## Short task
Extract the full listing verbatim and drop any pictures from your copy.

## Records for the task
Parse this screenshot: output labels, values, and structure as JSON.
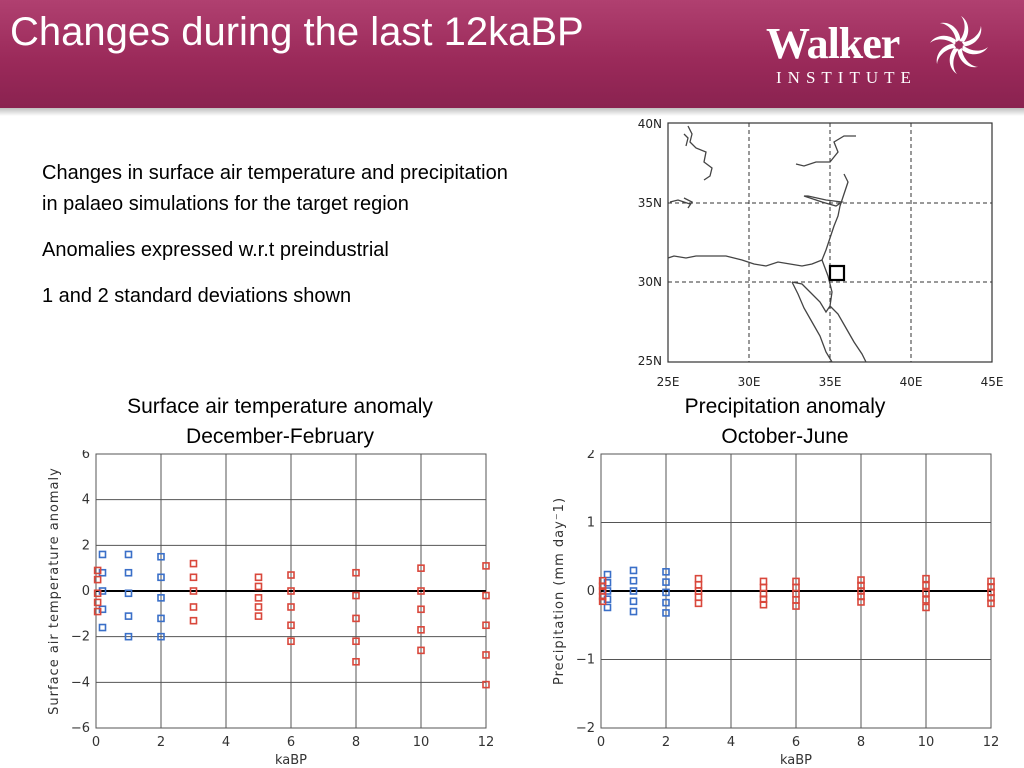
{
  "slide": {
    "title": "Changes during the last 12kaBP",
    "logo": {
      "word": "Walker",
      "sub": "INSTITUTE",
      "mark_icon": "pinwheel-icon"
    },
    "bullets": [
      "Changes in surface air temperature and precipitation in palaeo simulations for the target region",
      "Anomalies expressed w.r.t preindustrial",
      "1 and 2 standard deviations shown"
    ],
    "colors": {
      "header": "#9b2a5a",
      "pre_industrial_series": "#3a6fc8",
      "holocene_series": "#d9473b"
    }
  },
  "map": {
    "lat_labels": [
      "40N",
      "35N",
      "30N",
      "25N"
    ],
    "lon_labels": [
      "25E",
      "30E",
      "35E",
      "40E",
      "45E"
    ]
  },
  "chart_data": [
    {
      "type": "scatter",
      "title": "Surface air temperature anomaly December-February",
      "title_lines": [
        "Surface air temperature anomaly",
        "December-February"
      ],
      "xlabel": "kaBP",
      "ylabel": "Surface air temperature anomaly",
      "xlim": [
        0,
        12
      ],
      "ylim": [
        -6,
        6
      ],
      "xticks": [
        0,
        2,
        4,
        6,
        8,
        10,
        12
      ],
      "yticks": [
        -6,
        -4,
        -2,
        0,
        2,
        4,
        6
      ],
      "grid": true,
      "zero_line": true,
      "series": [
        {
          "color": "blue",
          "points": [
            [
              0.2,
              1.6
            ],
            [
              0.2,
              0.8
            ],
            [
              0.2,
              0.0
            ],
            [
              0.2,
              -0.8
            ],
            [
              0.2,
              -1.6
            ],
            [
              1,
              1.6
            ],
            [
              1,
              0.8
            ],
            [
              1,
              -0.1
            ],
            [
              1,
              -1.1
            ],
            [
              1,
              -2.0
            ],
            [
              2,
              1.5
            ],
            [
              2,
              0.6
            ],
            [
              2,
              -0.3
            ],
            [
              2,
              -1.2
            ],
            [
              2,
              -2.0
            ]
          ]
        },
        {
          "color": "red",
          "points": [
            [
              0.05,
              0.9
            ],
            [
              0.05,
              0.5
            ],
            [
              0.05,
              -0.1
            ],
            [
              0.05,
              -0.5
            ],
            [
              0.05,
              -0.9
            ],
            [
              3,
              1.2
            ],
            [
              3,
              0.6
            ],
            [
              3,
              0.0
            ],
            [
              3,
              -0.7
            ],
            [
              3,
              -1.3
            ],
            [
              5,
              0.6
            ],
            [
              5,
              0.2
            ],
            [
              5,
              -0.3
            ],
            [
              5,
              -0.7
            ],
            [
              5,
              -1.1
            ],
            [
              6,
              0.7
            ],
            [
              6,
              0.0
            ],
            [
              6,
              -0.7
            ],
            [
              6,
              -1.5
            ],
            [
              6,
              -2.2
            ],
            [
              8,
              0.8
            ],
            [
              8,
              -0.2
            ],
            [
              8,
              -1.2
            ],
            [
              8,
              -2.2
            ],
            [
              8,
              -3.1
            ],
            [
              10,
              1.0
            ],
            [
              10,
              0.0
            ],
            [
              10,
              -0.8
            ],
            [
              10,
              -1.7
            ],
            [
              10,
              -2.6
            ],
            [
              12,
              1.1
            ],
            [
              12,
              -0.2
            ],
            [
              12,
              -1.5
            ],
            [
              12,
              -2.8
            ],
            [
              12,
              -4.1
            ]
          ]
        }
      ]
    },
    {
      "type": "scatter",
      "title": "Precipitation anomaly October-June",
      "title_lines": [
        "Precipitation anomaly",
        "October-June"
      ],
      "xlabel": "kaBP",
      "ylabel": "Precipitation (mm day⁻1)",
      "xlim": [
        0,
        12
      ],
      "ylim": [
        -2,
        2
      ],
      "xticks": [
        0,
        2,
        4,
        6,
        8,
        10,
        12
      ],
      "yticks": [
        -2,
        -1,
        0,
        1,
        2
      ],
      "grid": true,
      "zero_line": true,
      "series": [
        {
          "color": "blue",
          "points": [
            [
              0.2,
              0.24
            ],
            [
              0.2,
              0.12
            ],
            [
              0.2,
              0.0
            ],
            [
              0.2,
              -0.12
            ],
            [
              0.2,
              -0.24
            ],
            [
              1,
              0.3
            ],
            [
              1,
              0.15
            ],
            [
              1,
              0.0
            ],
            [
              1,
              -0.15
            ],
            [
              1,
              -0.3
            ],
            [
              2,
              0.28
            ],
            [
              2,
              0.13
            ],
            [
              2,
              -0.02
            ],
            [
              2,
              -0.17
            ],
            [
              2,
              -0.32
            ]
          ]
        },
        {
          "color": "red",
          "points": [
            [
              0.05,
              0.15
            ],
            [
              0.05,
              0.07
            ],
            [
              0.05,
              0.0
            ],
            [
              0.05,
              -0.08
            ],
            [
              0.05,
              -0.15
            ],
            [
              3,
              0.18
            ],
            [
              3,
              0.09
            ],
            [
              3,
              0.0
            ],
            [
              3,
              -0.09
            ],
            [
              3,
              -0.18
            ],
            [
              5,
              0.14
            ],
            [
              5,
              0.05
            ],
            [
              5,
              -0.04
            ],
            [
              5,
              -0.12
            ],
            [
              5,
              -0.2
            ],
            [
              6,
              0.14
            ],
            [
              6,
              0.05
            ],
            [
              6,
              -0.04
            ],
            [
              6,
              -0.13
            ],
            [
              6,
              -0.22
            ],
            [
              8,
              0.16
            ],
            [
              8,
              0.08
            ],
            [
              8,
              0.0
            ],
            [
              8,
              -0.08
            ],
            [
              8,
              -0.16
            ],
            [
              10,
              0.18
            ],
            [
              10,
              0.08
            ],
            [
              10,
              -0.03
            ],
            [
              10,
              -0.13
            ],
            [
              10,
              -0.24
            ],
            [
              12,
              0.14
            ],
            [
              12,
              0.06
            ],
            [
              12,
              -0.02
            ],
            [
              12,
              -0.1
            ],
            [
              12,
              -0.18
            ]
          ]
        }
      ]
    }
  ]
}
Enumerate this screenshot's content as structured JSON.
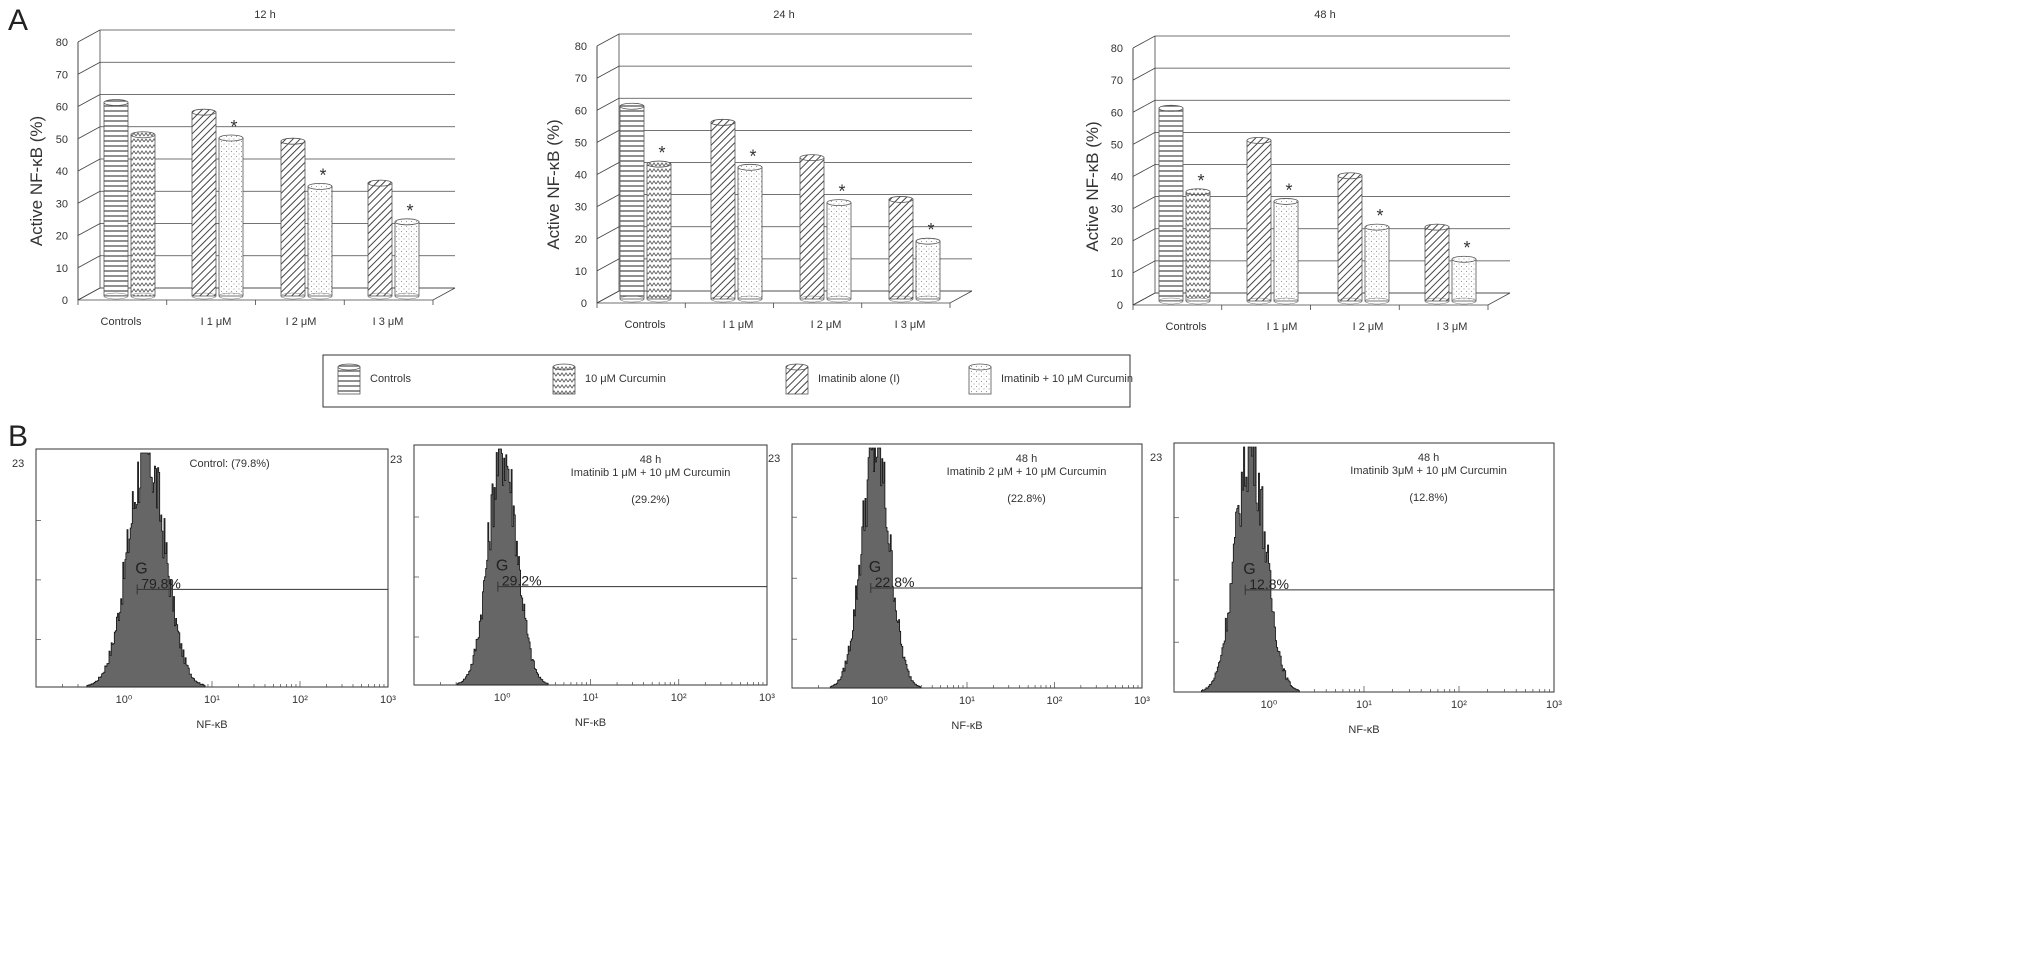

## Finished exercise
Parse this screenshot: output labels, values, and structure as JSON.
{
  "slide": {
    "title": "Changes during the last 12kaBP",
    "logo": {
      "word": "Walker",
      "sub": "INSTITUTE",
      "mark_icon": "pinwheel-icon"
    },
    "bullets": [
      "Changes in surface air temperature and precipitation in palaeo simulations for the target region",
      "Anomalies expressed w.r.t preindustrial",
      "1 and 2 standard deviations shown"
    ],
    "colors": {
      "header": "#9b2a5a",
      "pre_industrial_series": "#3a6fc8",
      "holocene_series": "#d9473b"
    }
  },
  "map": {
    "lat_labels": [
      "40N",
      "35N",
      "30N",
      "25N"
    ],
    "lon_labels": [
      "25E",
      "30E",
      "35E",
      "40E",
      "45E"
    ]
  },
  "chart_data": [
    {
      "type": "scatter",
      "title": "Surface air temperature anomaly December-February",
      "title_lines": [
        "Surface air temperature anomaly",
        "December-February"
      ],
      "xlabel": "kaBP",
      "ylabel": "Surface air temperature anomaly",
      "xlim": [
        0,
        12
      ],
      "ylim": [
        -6,
        6
      ],
      "xticks": [
        0,
        2,
        4,
        6,
        8,
        10,
        12
      ],
      "yticks": [
        -6,
        -4,
        -2,
        0,
        2,
        4,
        6
      ],
      "grid": true,
      "zero_line": true,
      "series": [
        {
          "color": "blue",
          "points": [
            [
              0.2,
              1.6
            ],
            [
              0.2,
              0.8
            ],
            [
              0.2,
              0.0
            ],
            [
              0.2,
              -0.8
            ],
            [
              0.2,
              -1.6
            ],
            [
              1,
              1.6
            ],
            [
              1,
              0.8
            ],
            [
              1,
              -0.1
            ],
            [
              1,
              -1.1
            ],
            [
              1,
              -2.0
            ],
            [
              2,
              1.5
            ],
            [
              2,
              0.6
            ],
            [
              2,
              -0.3
            ],
            [
              2,
              -1.2
            ],
            [
              2,
              -2.0
            ]
          ]
        },
        {
          "color": "red",
          "points": [
            [
              0.05,
              0.9
            ],
            [
              0.05,
              0.5
            ],
            [
              0.05,
              -0.1
            ],
            [
              0.05,
              -0.5
            ],
            [
              0.05,
              -0.9
            ],
            [
              3,
              1.2
            ],
            [
              3,
              0.6
            ],
            [
              3,
              0.0
            ],
            [
              3,
              -0.7
            ],
            [
              3,
              -1.3
            ],
            [
              5,
              0.6
            ],
            [
              5,
              0.2
            ],
            [
              5,
              -0.3
            ],
            [
              5,
              -0.7
            ],
            [
              5,
              -1.1
            ],
            [
              6,
              0.7
            ],
            [
              6,
              0.0
            ],
            [
              6,
              -0.7
            ],
            [
              6,
              -1.5
            ],
            [
              6,
              -2.2
            ],
            [
              8,
              0.8
            ],
            [
              8,
              -0.2
            ],
            [
              8,
              -1.2
            ],
            [
              8,
              -2.2
            ],
            [
              8,
              -3.1
            ],
            [
              10,
              1.0
            ],
            [
              10,
              0.0
            ],
            [
              10,
              -0.8
            ],
            [
              10,
              -1.7
            ],
            [
              10,
              -2.6
            ],
            [
              12,
              1.1
            ],
            [
              12,
              -0.2
            ],
            [
              12,
              -1.5
            ],
            [
              12,
              -2.8
            ],
            [
              12,
              -4.1
            ]
          ]
        }
      ]
    },
    {
      "type": "scatter",
      "title": "Precipitation anomaly October-June",
      "title_lines": [
        "Precipitation anomaly",
        "October-June"
      ],
      "xlabel": "kaBP",
      "ylabel": "Precipitation (mm day⁻1)",
      "xlim": [
        0,
        12
      ],
      "ylim": [
        -2,
        2
      ],
      "xticks": [
        0,
        2,
        4,
        6,
        8,
        10,
        12
      ],
      "yticks": [
        -2,
        -1,
        0,
        1,
        2
      ],
      "grid": true,
      "zero_line": true,
      "series": [
        {
          "color": "blue",
          "points": [
            [
              0.2,
              0.24
            ],
            [
              0.2,
              0.12
            ],
            [
              0.2,
              0.0
            ],
            [
              0.2,
              -0.12
            ],
            [
              0.2,
              -0.24
            ],
            [
              1,
              0.3
            ],
            [
              1,
              0.15
            ],
            [
              1,
              0.0
            ],
            [
              1,
              -0.15
            ],
            [
              1,
              -0.3
            ],
            [
              2,
              0.28
            ],
            [
              2,
              0.13
            ],
            [
              2,
              -0.02
            ],
            [
              2,
              -0.17
            ],
            [
              2,
              -0.32
            ]
          ]
        },
        {
          "color": "red",
          "points": [
            [
              0.05,
              0.15
            ],
            [
              0.05,
              0.07
            ],
            [
              0.05,
              0.0
            ],
            [
              0.05,
              -0.08
            ],
            [
              0.05,
              -0.15
            ],
            [
              3,
              0.18
            ],
            [
              3,
              0.09
            ],
            [
              3,
              0.0
            ],
            [
              3,
              -0.09
            ],
            [
              3,
              -0.18
            ],
            [
              5,
              0.14
            ],
            [
              5,
              0.05
            ],
            [
              5,
              -0.04
            ],
            [
              5,
              -0.12
            ],
            [
              5,
              -0.2
            ],
            [
              6,
              0.14
            ],
            [
              6,
              0.05
            ],
            [
              6,
              -0.04
            ],
            [
              6,
              -0.13
            ],
            [
              6,
              -0.22
            ],
            [
              8,
              0.16
            ],
            [
              8,
              0.08
            ],
            [
              8,
              0.0
            ],
            [
              8,
              -0.08
            ],
            [
              8,
              -0.16
            ],
            [
              10,
              0.18
            ],
            [
              10,
              0.08
            ],
            [
              10,
              -0.03
            ],
            [
              10,
              -0.13
            ],
            [
              10,
              -0.24
            ],
            [
              12,
              0.14
            ],
            [
              12,
              0.06
            ],
            [
              12,
              -0.02
            ],
            [
              12,
              -0.1
            ],
            [
              12,
              -0.18
            ]
          ]
        }
      ]
    }
  ]
}
Enumerate this screenshot's content as structured JSON.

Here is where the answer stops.